What the task requires »
Records follow. Copy every line with "iqtisodiy".

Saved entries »
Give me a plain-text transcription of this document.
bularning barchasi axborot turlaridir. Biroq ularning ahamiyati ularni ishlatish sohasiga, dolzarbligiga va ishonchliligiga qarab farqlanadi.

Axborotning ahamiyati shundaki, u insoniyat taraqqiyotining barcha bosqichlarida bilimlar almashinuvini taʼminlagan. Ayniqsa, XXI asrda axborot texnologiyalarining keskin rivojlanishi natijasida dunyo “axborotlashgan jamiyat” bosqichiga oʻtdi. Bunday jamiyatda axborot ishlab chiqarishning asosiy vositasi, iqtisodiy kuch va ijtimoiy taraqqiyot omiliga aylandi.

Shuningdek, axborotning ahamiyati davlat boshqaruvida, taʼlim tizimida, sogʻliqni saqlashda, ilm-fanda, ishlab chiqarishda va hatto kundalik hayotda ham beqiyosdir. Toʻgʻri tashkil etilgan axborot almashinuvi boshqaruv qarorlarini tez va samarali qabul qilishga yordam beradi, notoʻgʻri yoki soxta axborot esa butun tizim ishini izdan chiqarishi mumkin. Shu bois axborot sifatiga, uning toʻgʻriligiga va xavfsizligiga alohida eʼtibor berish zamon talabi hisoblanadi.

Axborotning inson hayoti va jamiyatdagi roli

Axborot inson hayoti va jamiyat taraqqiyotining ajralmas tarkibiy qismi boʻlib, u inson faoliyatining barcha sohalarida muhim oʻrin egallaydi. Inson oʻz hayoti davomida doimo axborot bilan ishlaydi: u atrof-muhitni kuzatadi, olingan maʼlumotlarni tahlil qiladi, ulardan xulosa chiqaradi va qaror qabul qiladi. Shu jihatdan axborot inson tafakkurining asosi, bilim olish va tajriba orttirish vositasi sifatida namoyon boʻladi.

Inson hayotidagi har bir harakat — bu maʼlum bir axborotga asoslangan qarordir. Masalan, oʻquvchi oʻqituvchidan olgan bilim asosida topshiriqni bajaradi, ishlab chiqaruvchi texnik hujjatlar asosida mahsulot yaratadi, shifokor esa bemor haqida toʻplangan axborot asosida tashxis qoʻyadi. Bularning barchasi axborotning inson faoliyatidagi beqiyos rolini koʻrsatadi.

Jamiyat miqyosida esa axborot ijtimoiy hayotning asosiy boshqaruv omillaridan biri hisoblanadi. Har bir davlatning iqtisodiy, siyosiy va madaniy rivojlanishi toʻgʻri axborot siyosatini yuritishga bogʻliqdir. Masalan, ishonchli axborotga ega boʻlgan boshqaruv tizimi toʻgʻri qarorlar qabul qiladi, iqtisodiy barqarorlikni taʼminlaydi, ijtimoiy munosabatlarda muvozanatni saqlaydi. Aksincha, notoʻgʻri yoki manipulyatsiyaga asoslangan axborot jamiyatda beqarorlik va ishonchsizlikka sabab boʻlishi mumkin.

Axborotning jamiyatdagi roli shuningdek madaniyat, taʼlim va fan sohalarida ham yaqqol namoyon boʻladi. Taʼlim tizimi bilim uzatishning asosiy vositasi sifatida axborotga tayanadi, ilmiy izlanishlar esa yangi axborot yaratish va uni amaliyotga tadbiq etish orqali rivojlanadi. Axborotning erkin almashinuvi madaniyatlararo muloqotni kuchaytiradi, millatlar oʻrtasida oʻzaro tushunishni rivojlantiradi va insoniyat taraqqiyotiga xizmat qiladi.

Finished answer »
Axborotning ahamiyati shundaki, u insoniyat taraqqiyotining barcha bosqichlarida bilimlar almashinuvini taʼminlagan. Ayniqsa, XXI asrda axborot texnologiyalarining keskin rivojlanishi natijasida dunyo “axborotlashgan jamiyat” bosqichiga oʻtdi. Bunday jamiyatda axborot ishlab chiqarishning asosiy vositasi, iqtisodiy kuch va ijtimoiy taraqqiyot omiliga aylandi.
Jamiyat miqyosida esa axborot ijtimoiy hayotning asosiy boshqaruv omillaridan biri hisoblanadi. Har bir davlatning iqtisodiy, siyosiy va madaniy rivojlanishi toʻgʻri axborot siyosatini yuritishga bogʻliqdir. Masalan, ishonchli axborotga ega boʻlgan boshqaruv tizimi toʻgʻri qarorlar qabul qiladi, iqtisodiy barqarorlikni taʼminlaydi, ijtimoiy munosabatlarda muvozanatni saqlaydi. Aksincha, notoʻgʻri yoki manipulyatsiyaga asoslangan axborot jamiyatda beqarorlik va ishonchsizlikka sabab boʻlishi mumkin.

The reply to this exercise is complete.